→ **EXERCISE REQUIREMENTS**: Exactly as they appear, output all of the records. Skip any images.

##### ENTRIES PROVIDED

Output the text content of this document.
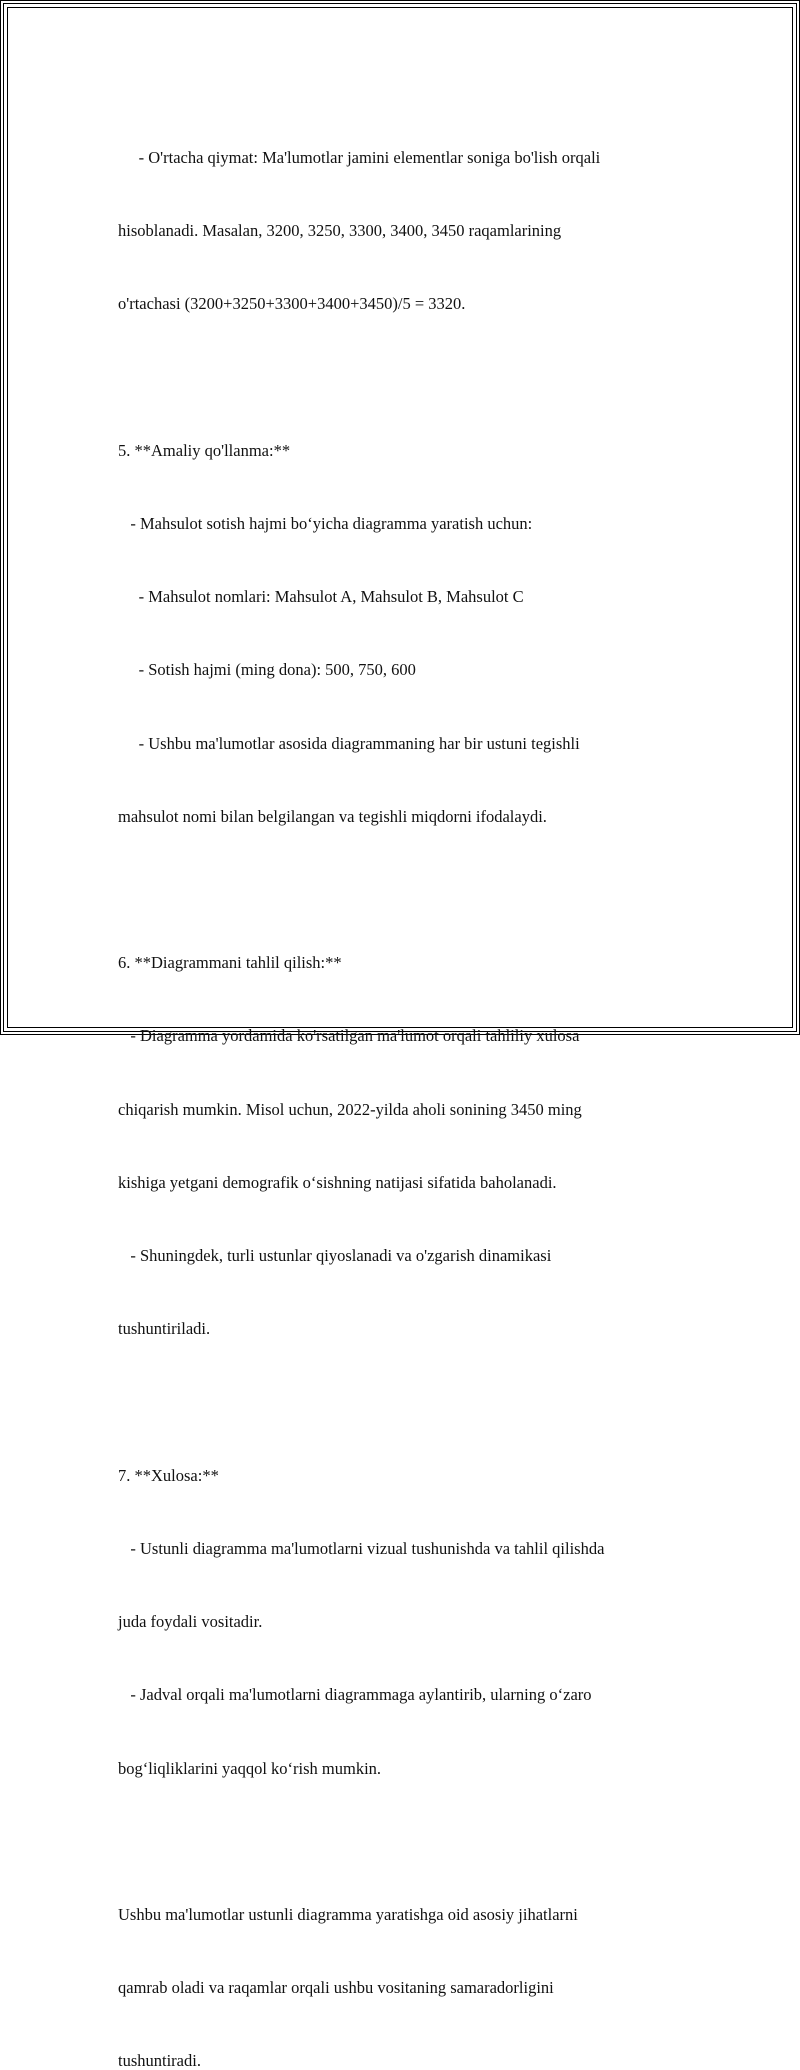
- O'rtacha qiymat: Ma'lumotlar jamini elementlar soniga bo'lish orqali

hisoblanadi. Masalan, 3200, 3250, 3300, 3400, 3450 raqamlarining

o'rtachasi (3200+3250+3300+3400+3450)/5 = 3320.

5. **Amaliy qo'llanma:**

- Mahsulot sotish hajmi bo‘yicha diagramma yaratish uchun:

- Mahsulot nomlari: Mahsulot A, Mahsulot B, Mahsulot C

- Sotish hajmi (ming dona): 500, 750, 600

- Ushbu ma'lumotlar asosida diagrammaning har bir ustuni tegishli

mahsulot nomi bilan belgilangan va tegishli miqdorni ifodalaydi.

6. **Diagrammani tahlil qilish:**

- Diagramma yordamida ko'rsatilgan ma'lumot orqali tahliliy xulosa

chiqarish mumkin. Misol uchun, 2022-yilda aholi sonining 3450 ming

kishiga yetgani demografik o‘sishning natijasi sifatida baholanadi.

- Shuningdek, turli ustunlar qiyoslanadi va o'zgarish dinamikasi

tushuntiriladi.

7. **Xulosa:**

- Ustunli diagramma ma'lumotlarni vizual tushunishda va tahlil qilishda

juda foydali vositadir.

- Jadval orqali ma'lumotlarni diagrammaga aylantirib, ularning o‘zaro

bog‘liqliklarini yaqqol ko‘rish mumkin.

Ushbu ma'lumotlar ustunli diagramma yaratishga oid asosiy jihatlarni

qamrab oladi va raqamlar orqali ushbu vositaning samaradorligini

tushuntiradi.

##########

→ **SOLUTION**:
Output the text content of this document.
- O'rtacha qiymat: Ma'lumotlar jamini elementlar soniga bo'lish orqali

hisoblanadi. Masalan, 3200, 3250, 3300, 3400, 3450 raqamlarining

o'rtachasi (3200+3250+3300+3400+3450)/5 = 3320.

5. **Amaliy qo'llanma:**

- Mahsulot sotish hajmi bo‘yicha diagramma yaratish uchun:

- Mahsulot nomlari: Mahsulot A, Mahsulot B, Mahsulot C

- Sotish hajmi (ming dona): 500, 750, 600

- Ushbu ma'lumotlar asosida diagrammaning har bir ustuni tegishli

mahsulot nomi bilan belgilangan va tegishli miqdorni ifodalaydi.

6. **Diagrammani tahlil qilish:**

- Diagramma yordamida ko'rsatilgan ma'lumot orqali tahliliy xulosa

chiqarish mumkin. Misol uchun, 2022-yilda aholi sonining 3450 ming

kishiga yetgani demografik o‘sishning natijasi sifatida baholanadi.

- Shuningdek, turli ustunlar qiyoslanadi va o'zgarish dinamikasi

tushuntiriladi.

7. **Xulosa:**

- Ustunli diagramma ma'lumotlarni vizual tushunishda va tahlil qilishda

juda foydali vositadir.

- Jadval orqali ma'lumotlarni diagrammaga aylantirib, ularning o‘zaro

bog‘liqliklarini yaqqol ko‘rish mumkin.

Ushbu ma'lumotlar ustunli diagramma yaratishga oid asosiy jihatlarni

qamrab oladi va raqamlar orqali ushbu vositaning samaradorligini

tushuntiradi.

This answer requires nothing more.